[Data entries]
+ + + + + + +
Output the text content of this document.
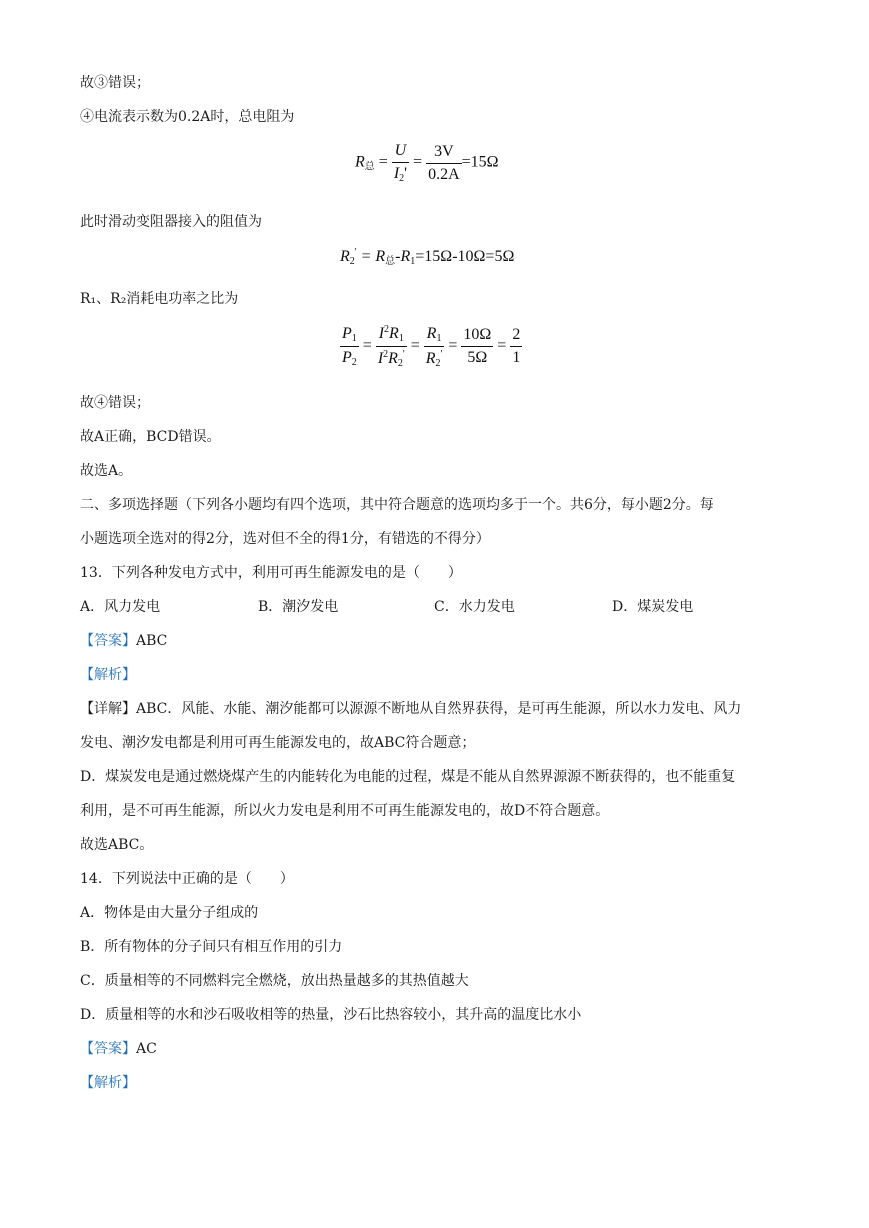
故③错误；
④电流表示数为0.2A时，总电阻为
$R_总 = \frac{U}{I_2'} = \frac{3V}{0.2A} =15\Omega$
此时滑动变阻器接入的阻值为
$R_2' = R_总-R_1=15\Omega-10\Omega=5\Omega$
R₁、R₂消耗电功率之比为
$\frac{P_1}{P_2} = \frac{I^2R_1}{I^2R_2'} = \frac{R_1}{R_2'} = \frac{10\Omega}{5\Omega} = \frac{2}{1}$
故④错误；
故A正确，BCD错误。
故选A。
二、多项选择题（下列各小题均有四个选项，其中符合题意的选项均多于一个。共6分，每小题2分。每
小题选项全选对的得2分，选对但不全的得1分，有错选的不得分）
13．下列各种发电方式中，利用可再生能源发电的是（　　）
A．风力发电	B．潮汐发电	C．水力发电	D．煤炭发电
【答案】ABC
【解析】
【详解】ABC．风能、水能、潮汐能都可以源源不断地从自然界获得，是可再生能源，所以水力发电、风力
发电、潮汐发电都是利用可再生能源发电的，故ABC符合题意；
D．煤炭发电是通过燃烧煤产生的内能转化为电能的过程，煤是不能从自然界源源不断获得的，也不能重复
利用，是不可再生能源，所以火力发电是利用不可再生能源发电的，故D不符合题意。
故选ABC。
14．下列说法中正确的是（　　）
A．物体是由大量分子组成的
B．所有物体的分子间只有相互作用的引力
C．质量相等的不同燃料完全燃烧，放出热量越多的其热值越大
D．质量相等的水和沙石吸收相等的热量，沙石比热容较小，其升高的温度比水小
【答案】AC
【解析】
+ + + + + + +
SHORT PROBLEM
Check each line above for the word "Omega" and copy the ones that have it.

WRITTEN SOLUTION
$R_总 = \frac{U}{I_2'} = \frac{3V}{0.2A} =15\Omega$
$R_2' = R_总-R_1=15\Omega-10\Omega=5\Omega$
$\frac{P_1}{P_2} = \frac{I^2R_1}{I^2R_2'} = \frac{R_1}{R_2'} = \frac{10\Omega}{5\Omega} = \frac{2}{1}$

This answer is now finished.